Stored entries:
################

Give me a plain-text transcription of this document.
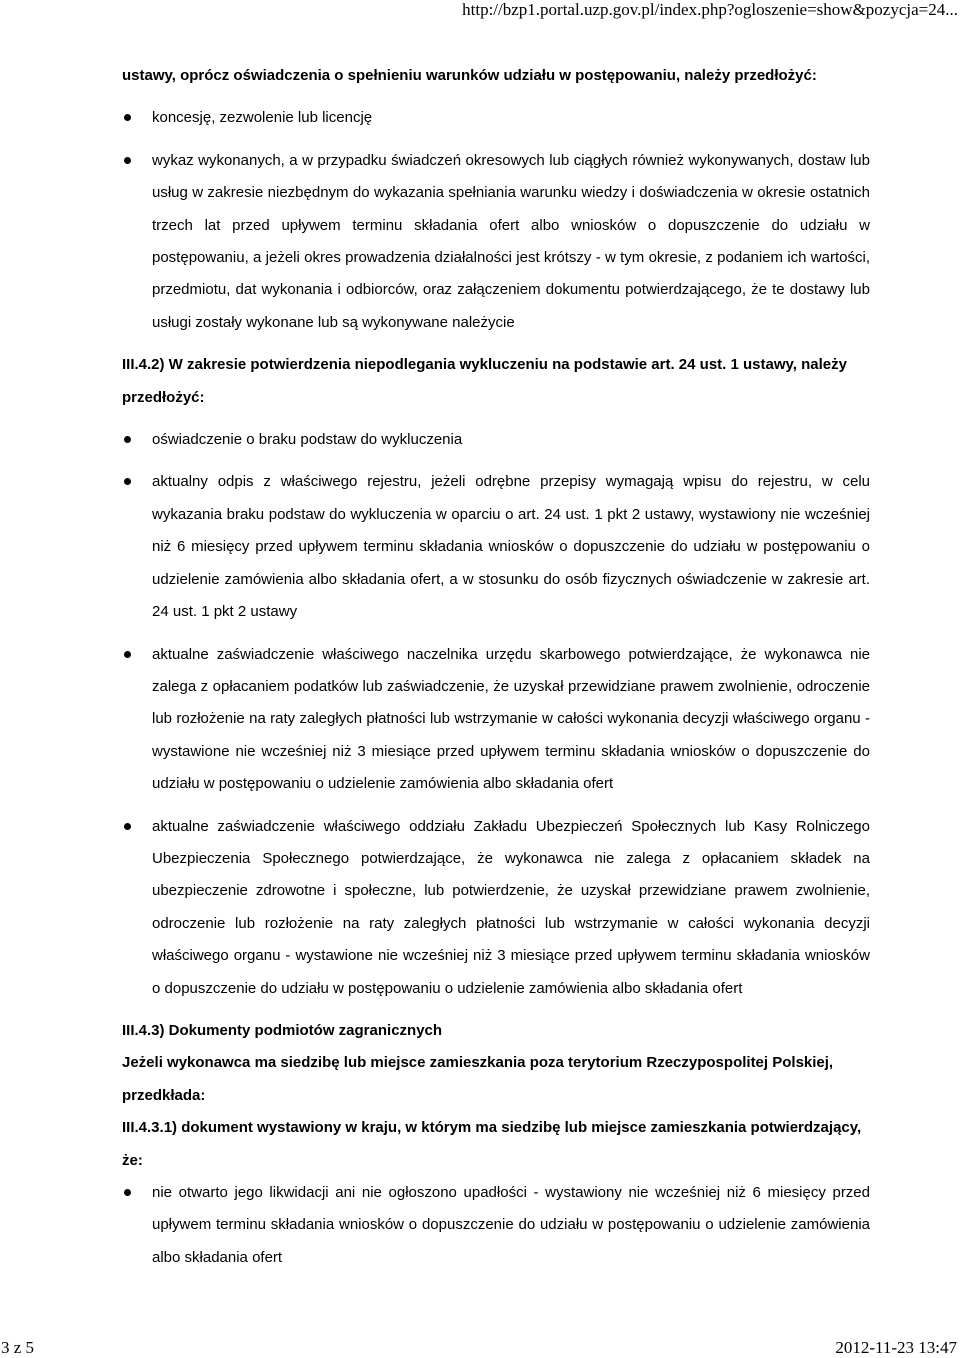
http://bzp1.portal.uzp.gov.pl/index.php?ogloszenie=show&pozycja=24...

ustawy, oprócz oświadczenia o spełnieniu warunków udziału w postępowaniu, należy przedłożyć:

koncesję, zezwolenie lub licencję
wykaz wykonanych, a w przypadku świadczeń okresowych lub ciągłych również wykonywanych, dostaw lub usług w zakresie niezbędnym do wykazania spełniania warunku wiedzy i doświadczenia w okresie ostatnich trzech lat przed upływem terminu składania ofert albo wniosków o dopuszczenie do udziału w postępowaniu, a jeżeli okres prowadzenia działalności jest krótszy - w tym okresie, z podaniem ich wartości, przedmiotu, dat wykonania i odbiorców, oraz załączeniem dokumentu potwierdzającego, że te dostawy lub usługi zostały wykonane lub są wykonywane należycie

III.4.2) W zakresie potwierdzenia niepodlegania wykluczeniu na podstawie art. 24 ust. 1 ustawy, należy przedłożyć:

oświadczenie o braku podstaw do wykluczenia
aktualny odpis z właściwego rejestru, jeżeli odrębne przepisy wymagają wpisu do rejestru, w celu wykazania braku podstaw do wykluczenia w oparciu o art. 24 ust. 1 pkt 2 ustawy, wystawiony nie wcześniej niż 6 miesięcy przed upływem terminu składania wniosków o dopuszczenie do udziału w postępowaniu o udzielenie zamówienia albo składania ofert, a w stosunku do osób fizycznych oświadczenie w zakresie art. 24 ust. 1 pkt 2 ustawy
aktualne zaświadczenie właściwego naczelnika urzędu skarbowego potwierdzające, że wykonawca nie zalega z opłacaniem podatków lub zaświadczenie, że uzyskał przewidziane prawem zwolnienie, odroczenie lub rozłożenie na raty zaległych płatności lub wstrzymanie w całości wykonania decyzji właściwego organu - wystawione nie wcześniej niż 3 miesiące przed upływem terminu składania wniosków o dopuszczenie do udziału w postępowaniu o udzielenie zamówienia albo składania ofert
aktualne zaświadczenie właściwego oddziału Zakładu Ubezpieczeń Społecznych lub Kasy Rolniczego Ubezpieczenia Społecznego potwierdzające, że wykonawca nie zalega z opłacaniem składek na ubezpieczenie zdrowotne i społeczne, lub potwierdzenie, że uzyskał przewidziane prawem zwolnienie, odroczenie lub rozłożenie na raty zaległych płatności lub wstrzymanie w całości wykonania decyzji właściwego organu - wystawione nie wcześniej niż 3 miesiące przed upływem terminu składania wniosków o dopuszczenie do udziału w postępowaniu o udzielenie zamówienia albo składania ofert

III.4.3) Dokumenty podmiotów zagranicznych

Jeżeli wykonawca ma siedzibę lub miejsce zamieszkania poza terytorium Rzeczypospolitej Polskiej, przedkłada:

III.4.3.1) dokument wystawiony w kraju, w którym ma siedzibę lub miejsce zamieszkania potwierdzający, że:

nie otwarto jego likwidacji ani nie ogłoszono upadłości - wystawiony nie wcześniej niż 6 miesięcy przed upływem terminu składania wniosków o dopuszczenie do udziału w postępowaniu o udzielenie zamówienia albo składania ofert
3 z 5	2012-11-23 13:47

################

Challenge:
Write out the records above once more, word for word, with no pictures.

Output for this exercise:
Give me a plain-text transcription of this document.
http://bzp1.portal.uzp.gov.pl/index.php?ogloszenie=show&pozycja=24...

ustawy, oprócz oświadczenia o spełnieniu warunków udziału w postępowaniu, należy przedłożyć:

koncesję, zezwolenie lub licencję
wykaz wykonanych, a w przypadku świadczeń okresowych lub ciągłych również wykonywanych, dostaw lub usług w zakresie niezbędnym do wykazania spełniania warunku wiedzy i doświadczenia w okresie ostatnich trzech lat przed upływem terminu składania ofert albo wniosków o dopuszczenie do udziału w postępowaniu, a jeżeli okres prowadzenia działalności jest krótszy - w tym okresie, z podaniem ich wartości, przedmiotu, dat wykonania i odbiorców, oraz załączeniem dokumentu potwierdzającego, że te dostawy lub usługi zostały wykonane lub są wykonywane należycie

III.4.2) W zakresie potwierdzenia niepodlegania wykluczeniu na podstawie art. 24 ust. 1 ustawy, należy przedłożyć:

oświadczenie o braku podstaw do wykluczenia
aktualny odpis z właściwego rejestru, jeżeli odrębne przepisy wymagają wpisu do rejestru, w celu wykazania braku podstaw do wykluczenia w oparciu o art. 24 ust. 1 pkt 2 ustawy, wystawiony nie wcześniej niż 6 miesięcy przed upływem terminu składania wniosków o dopuszczenie do udziału w postępowaniu o udzielenie zamówienia albo składania ofert, a w stosunku do osób fizycznych oświadczenie w zakresie art. 24 ust. 1 pkt 2 ustawy
aktualne zaświadczenie właściwego naczelnika urzędu skarbowego potwierdzające, że wykonawca nie zalega z opłacaniem podatków lub zaświadczenie, że uzyskał przewidziane prawem zwolnienie, odroczenie lub rozłożenie na raty zaległych płatności lub wstrzymanie w całości wykonania decyzji właściwego organu - wystawione nie wcześniej niż 3 miesiące przed upływem terminu składania wniosków o dopuszczenie do udziału w postępowaniu o udzielenie zamówienia albo składania ofert
aktualne zaświadczenie właściwego oddziału Zakładu Ubezpieczeń Społecznych lub Kasy Rolniczego Ubezpieczenia Społecznego potwierdzające, że wykonawca nie zalega z opłacaniem składek na ubezpieczenie zdrowotne i społeczne, lub potwierdzenie, że uzyskał przewidziane prawem zwolnienie, odroczenie lub rozłożenie na raty zaległych płatności lub wstrzymanie w całości wykonania decyzji właściwego organu - wystawione nie wcześniej niż 3 miesiące przed upływem terminu składania wniosków o dopuszczenie do udziału w postępowaniu o udzielenie zamówienia albo składania ofert

III.4.3) Dokumenty podmiotów zagranicznych

Jeżeli wykonawca ma siedzibę lub miejsce zamieszkania poza terytorium Rzeczypospolitej Polskiej, przedkłada:

III.4.3.1) dokument wystawiony w kraju, w którym ma siedzibę lub miejsce zamieszkania potwierdzający, że:

nie otwarto jego likwidacji ani nie ogłoszono upadłości - wystawiony nie wcześniej niż 6 miesięcy przed upływem terminu składania wniosków o dopuszczenie do udziału w postępowaniu o udzielenie zamówienia albo składania ofert
3 z 5	2012-11-23 13:47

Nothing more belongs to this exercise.